## [TASK BRIEF]
Bring together all lines of the material below that contain the string "content".
___ DATA SHOWN ___
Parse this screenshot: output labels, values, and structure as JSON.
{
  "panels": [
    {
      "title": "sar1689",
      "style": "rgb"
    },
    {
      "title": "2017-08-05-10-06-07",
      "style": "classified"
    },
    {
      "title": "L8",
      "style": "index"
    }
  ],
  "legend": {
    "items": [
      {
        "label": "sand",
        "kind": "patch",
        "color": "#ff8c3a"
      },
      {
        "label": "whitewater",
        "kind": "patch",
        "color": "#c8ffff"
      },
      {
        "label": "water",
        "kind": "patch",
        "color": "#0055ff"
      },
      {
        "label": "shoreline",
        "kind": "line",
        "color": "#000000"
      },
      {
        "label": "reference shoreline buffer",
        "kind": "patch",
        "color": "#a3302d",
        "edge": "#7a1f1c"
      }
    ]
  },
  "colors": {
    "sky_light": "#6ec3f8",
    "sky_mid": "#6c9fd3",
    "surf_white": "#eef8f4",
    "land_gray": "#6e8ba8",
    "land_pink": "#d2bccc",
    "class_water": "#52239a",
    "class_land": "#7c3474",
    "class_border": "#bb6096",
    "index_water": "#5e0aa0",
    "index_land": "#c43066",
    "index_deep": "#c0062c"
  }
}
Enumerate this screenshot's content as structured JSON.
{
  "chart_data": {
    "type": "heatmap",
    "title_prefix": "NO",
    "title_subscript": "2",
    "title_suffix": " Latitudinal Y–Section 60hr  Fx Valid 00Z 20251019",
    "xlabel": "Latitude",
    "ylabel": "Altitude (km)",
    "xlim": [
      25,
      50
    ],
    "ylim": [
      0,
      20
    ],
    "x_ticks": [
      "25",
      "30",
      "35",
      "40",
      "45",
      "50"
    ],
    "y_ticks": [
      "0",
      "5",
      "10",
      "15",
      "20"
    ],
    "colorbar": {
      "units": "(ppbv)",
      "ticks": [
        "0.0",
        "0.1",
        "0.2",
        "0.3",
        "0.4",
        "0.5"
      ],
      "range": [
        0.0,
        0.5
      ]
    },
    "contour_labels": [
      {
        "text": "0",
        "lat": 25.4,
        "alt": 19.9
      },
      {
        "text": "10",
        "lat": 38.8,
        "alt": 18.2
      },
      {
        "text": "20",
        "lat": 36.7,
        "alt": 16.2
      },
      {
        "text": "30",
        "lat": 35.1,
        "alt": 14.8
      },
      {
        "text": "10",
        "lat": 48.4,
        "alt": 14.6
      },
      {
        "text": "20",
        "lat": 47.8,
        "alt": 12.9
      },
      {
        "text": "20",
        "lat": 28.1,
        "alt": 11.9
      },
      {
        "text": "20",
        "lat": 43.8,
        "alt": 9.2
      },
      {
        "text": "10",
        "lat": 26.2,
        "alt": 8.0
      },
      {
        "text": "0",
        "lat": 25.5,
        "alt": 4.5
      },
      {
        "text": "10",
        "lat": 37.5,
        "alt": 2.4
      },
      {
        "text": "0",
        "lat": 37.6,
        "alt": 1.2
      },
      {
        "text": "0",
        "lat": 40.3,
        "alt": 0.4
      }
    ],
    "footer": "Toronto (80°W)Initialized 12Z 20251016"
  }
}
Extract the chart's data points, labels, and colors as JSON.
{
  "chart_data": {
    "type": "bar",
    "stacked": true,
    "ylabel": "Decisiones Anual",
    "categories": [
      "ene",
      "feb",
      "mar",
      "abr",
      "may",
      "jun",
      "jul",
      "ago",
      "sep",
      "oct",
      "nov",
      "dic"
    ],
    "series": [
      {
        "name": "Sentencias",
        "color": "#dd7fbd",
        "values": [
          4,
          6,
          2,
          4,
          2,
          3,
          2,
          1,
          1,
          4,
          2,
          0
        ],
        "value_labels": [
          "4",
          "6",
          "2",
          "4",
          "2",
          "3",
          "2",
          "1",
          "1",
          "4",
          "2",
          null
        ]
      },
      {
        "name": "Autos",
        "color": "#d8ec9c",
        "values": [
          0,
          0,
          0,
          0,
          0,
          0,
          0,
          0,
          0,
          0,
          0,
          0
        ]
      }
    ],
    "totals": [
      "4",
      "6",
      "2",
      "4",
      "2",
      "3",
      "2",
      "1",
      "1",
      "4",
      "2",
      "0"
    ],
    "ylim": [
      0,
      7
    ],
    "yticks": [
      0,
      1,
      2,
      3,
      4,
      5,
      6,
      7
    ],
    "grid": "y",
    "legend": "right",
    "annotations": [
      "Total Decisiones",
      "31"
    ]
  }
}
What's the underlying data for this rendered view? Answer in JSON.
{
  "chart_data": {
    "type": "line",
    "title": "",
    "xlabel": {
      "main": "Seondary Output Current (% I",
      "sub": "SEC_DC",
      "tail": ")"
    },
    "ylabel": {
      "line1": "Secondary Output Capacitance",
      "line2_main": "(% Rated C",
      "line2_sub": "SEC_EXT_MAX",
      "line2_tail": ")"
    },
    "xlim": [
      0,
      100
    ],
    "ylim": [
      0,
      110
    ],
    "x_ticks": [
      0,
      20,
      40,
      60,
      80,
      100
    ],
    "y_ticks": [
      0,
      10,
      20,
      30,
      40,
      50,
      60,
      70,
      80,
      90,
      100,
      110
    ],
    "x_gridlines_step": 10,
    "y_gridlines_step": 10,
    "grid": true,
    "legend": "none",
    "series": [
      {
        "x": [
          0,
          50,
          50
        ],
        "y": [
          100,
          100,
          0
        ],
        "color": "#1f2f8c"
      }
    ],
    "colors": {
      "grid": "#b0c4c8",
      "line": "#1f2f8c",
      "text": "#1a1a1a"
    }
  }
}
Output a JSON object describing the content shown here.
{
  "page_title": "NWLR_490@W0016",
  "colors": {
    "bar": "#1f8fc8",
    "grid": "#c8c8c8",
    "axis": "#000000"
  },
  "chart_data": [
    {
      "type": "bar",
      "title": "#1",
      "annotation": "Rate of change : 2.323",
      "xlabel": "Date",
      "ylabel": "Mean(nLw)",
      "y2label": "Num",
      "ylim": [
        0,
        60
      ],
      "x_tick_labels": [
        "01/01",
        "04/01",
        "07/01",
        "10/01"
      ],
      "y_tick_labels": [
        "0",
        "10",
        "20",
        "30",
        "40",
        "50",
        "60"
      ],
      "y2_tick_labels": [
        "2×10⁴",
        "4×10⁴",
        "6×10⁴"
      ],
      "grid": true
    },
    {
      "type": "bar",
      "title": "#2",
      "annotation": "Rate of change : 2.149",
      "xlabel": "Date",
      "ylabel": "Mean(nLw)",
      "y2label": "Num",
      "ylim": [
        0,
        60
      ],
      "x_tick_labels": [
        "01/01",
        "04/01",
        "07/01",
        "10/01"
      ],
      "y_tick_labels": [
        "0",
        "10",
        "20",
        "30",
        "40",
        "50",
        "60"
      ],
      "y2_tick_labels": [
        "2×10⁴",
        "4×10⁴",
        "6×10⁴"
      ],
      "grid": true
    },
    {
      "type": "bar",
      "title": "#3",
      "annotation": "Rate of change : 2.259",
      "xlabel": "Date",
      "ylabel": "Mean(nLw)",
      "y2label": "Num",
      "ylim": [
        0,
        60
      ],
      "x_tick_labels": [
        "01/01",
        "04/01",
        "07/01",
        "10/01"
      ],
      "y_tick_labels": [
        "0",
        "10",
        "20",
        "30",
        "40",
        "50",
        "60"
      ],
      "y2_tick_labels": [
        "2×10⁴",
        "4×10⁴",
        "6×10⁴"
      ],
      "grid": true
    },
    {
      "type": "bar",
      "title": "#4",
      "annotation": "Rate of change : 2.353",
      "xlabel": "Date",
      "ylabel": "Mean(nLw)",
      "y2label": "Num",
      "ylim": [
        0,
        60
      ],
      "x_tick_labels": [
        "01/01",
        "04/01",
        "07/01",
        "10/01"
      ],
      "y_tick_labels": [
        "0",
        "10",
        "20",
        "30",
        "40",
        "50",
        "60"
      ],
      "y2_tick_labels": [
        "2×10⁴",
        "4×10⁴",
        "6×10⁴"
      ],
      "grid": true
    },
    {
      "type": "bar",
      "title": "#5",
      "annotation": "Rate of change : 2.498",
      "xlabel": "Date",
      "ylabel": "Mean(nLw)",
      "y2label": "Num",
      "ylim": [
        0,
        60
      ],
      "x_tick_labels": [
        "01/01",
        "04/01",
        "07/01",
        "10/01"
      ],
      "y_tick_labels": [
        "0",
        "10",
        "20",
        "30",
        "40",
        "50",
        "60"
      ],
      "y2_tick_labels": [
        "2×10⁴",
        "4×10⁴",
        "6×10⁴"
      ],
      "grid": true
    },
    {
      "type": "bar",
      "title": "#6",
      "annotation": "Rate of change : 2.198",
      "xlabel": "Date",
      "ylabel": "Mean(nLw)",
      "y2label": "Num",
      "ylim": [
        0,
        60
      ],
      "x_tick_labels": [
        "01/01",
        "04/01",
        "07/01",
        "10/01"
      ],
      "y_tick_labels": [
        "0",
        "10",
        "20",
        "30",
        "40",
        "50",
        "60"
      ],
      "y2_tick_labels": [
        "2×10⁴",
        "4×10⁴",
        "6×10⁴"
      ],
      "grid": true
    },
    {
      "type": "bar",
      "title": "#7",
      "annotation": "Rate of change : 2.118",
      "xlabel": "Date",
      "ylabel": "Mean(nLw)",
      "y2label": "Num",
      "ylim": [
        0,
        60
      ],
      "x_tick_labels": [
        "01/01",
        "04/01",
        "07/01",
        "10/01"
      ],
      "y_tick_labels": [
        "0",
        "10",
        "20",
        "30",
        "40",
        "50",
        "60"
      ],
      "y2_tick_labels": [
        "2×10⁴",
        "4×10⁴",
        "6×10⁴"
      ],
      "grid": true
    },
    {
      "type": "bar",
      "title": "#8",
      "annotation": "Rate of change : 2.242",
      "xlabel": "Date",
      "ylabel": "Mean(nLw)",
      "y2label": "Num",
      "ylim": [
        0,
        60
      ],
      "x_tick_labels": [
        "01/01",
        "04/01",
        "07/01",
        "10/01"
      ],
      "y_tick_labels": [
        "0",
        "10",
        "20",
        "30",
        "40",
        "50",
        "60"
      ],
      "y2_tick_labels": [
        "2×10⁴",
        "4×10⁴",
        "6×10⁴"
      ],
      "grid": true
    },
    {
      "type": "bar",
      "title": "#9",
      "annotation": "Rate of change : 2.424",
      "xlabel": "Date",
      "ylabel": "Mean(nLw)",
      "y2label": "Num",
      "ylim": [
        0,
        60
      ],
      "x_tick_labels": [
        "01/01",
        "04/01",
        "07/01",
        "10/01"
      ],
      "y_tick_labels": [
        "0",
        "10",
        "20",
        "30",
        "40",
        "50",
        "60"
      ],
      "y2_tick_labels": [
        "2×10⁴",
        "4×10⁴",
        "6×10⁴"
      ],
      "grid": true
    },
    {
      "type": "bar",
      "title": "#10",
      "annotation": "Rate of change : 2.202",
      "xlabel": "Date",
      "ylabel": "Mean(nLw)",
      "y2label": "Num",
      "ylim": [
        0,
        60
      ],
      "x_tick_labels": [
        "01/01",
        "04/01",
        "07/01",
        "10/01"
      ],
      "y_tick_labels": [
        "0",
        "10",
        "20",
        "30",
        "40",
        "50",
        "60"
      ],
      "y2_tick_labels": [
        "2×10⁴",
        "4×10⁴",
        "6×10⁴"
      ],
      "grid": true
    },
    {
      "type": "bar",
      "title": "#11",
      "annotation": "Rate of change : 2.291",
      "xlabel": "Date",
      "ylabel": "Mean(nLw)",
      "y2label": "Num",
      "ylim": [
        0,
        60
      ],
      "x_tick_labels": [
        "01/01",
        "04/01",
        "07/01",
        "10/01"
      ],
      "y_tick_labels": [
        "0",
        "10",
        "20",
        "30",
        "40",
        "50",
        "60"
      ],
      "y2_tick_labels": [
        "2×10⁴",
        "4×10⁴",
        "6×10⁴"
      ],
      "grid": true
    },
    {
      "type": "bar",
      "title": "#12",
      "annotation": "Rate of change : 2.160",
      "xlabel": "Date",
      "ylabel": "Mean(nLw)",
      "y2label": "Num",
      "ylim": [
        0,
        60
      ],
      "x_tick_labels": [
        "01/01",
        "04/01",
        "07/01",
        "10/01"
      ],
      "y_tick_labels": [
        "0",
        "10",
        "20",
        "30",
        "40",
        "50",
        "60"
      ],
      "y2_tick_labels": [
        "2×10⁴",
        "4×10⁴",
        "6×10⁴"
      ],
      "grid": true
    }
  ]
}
___
## [TASK RESPONSE]
Enumerate this screenshot's content as structured JSON.
Output a JSON object describing the content shown here.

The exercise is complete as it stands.